Extracted data entries
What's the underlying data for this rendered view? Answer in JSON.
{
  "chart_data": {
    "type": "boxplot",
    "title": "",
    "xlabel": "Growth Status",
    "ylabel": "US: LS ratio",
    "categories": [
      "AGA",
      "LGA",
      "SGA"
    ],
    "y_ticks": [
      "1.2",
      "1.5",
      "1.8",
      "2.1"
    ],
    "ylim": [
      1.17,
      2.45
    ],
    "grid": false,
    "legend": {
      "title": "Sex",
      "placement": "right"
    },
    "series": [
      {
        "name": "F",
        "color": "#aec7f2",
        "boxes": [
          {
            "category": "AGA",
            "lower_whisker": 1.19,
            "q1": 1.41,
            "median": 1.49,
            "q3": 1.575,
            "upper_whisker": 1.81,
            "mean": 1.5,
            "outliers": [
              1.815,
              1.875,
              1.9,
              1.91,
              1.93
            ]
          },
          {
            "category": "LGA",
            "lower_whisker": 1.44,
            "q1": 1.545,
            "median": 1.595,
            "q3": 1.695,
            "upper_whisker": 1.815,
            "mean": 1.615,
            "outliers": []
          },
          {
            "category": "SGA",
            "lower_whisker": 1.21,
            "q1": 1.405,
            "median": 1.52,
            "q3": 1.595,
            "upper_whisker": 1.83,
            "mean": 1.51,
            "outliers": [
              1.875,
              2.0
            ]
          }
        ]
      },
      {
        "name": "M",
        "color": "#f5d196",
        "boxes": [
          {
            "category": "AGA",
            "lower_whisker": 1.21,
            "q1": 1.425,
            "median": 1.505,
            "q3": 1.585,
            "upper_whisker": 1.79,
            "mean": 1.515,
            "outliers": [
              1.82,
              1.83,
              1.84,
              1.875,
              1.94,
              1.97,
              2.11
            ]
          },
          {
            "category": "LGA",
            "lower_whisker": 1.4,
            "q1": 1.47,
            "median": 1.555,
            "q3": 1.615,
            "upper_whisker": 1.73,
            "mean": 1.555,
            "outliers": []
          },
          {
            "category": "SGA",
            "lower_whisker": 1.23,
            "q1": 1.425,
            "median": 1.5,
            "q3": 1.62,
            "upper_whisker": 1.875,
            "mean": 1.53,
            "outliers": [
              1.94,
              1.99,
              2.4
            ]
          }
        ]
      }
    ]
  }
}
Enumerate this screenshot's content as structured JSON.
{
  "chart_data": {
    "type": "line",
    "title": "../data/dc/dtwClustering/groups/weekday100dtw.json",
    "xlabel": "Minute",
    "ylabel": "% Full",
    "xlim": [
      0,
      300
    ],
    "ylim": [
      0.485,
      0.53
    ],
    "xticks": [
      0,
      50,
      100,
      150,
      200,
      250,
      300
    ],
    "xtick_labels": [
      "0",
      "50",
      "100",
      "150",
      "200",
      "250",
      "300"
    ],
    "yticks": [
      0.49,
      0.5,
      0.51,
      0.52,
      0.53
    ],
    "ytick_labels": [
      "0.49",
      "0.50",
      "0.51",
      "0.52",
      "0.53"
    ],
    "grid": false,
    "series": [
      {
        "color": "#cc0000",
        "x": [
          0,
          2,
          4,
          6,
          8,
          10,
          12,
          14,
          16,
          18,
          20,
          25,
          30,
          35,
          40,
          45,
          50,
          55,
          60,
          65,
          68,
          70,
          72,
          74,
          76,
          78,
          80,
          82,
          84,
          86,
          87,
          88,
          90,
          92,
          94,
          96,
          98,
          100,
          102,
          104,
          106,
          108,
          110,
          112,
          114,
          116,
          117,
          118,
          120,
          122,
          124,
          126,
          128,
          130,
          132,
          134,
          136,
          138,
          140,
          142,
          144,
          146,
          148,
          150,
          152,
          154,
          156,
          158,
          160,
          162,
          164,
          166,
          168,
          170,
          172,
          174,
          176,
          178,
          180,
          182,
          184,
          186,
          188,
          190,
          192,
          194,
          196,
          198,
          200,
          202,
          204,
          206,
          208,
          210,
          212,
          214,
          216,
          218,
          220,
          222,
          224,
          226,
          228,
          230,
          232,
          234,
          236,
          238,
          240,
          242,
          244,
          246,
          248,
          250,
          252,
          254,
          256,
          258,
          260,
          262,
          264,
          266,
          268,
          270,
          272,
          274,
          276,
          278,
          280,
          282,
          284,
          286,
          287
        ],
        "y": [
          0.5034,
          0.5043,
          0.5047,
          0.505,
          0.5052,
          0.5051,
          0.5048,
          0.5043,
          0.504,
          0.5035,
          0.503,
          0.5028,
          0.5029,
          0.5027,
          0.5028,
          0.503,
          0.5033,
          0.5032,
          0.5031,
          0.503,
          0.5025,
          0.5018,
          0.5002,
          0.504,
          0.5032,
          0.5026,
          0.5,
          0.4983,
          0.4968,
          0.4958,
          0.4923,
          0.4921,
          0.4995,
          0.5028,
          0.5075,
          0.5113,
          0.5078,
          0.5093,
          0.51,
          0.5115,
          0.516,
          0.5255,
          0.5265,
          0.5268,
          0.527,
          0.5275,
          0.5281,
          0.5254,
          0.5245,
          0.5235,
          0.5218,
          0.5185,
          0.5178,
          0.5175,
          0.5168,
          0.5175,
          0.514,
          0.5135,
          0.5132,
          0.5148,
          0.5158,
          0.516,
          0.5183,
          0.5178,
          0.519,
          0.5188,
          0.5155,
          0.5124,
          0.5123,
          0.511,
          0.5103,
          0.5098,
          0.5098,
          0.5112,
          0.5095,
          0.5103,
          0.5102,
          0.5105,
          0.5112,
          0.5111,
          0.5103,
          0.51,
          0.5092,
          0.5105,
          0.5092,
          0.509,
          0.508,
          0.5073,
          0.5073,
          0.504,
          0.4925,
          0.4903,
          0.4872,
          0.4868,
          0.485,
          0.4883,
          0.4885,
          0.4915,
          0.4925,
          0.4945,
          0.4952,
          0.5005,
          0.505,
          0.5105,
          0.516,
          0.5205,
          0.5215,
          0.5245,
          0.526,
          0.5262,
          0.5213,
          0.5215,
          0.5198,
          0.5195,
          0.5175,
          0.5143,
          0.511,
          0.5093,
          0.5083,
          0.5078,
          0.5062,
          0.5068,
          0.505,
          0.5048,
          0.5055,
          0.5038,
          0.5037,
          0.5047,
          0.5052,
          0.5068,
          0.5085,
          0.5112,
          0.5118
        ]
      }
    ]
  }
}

[Your objective] In the material above, show every line where the word "title" turns up.

[Reply to the task]
    "title": "",
      "title": "Sex",
    "title": "../data/dc/dtwClustering/groups/weekday100dtw.json",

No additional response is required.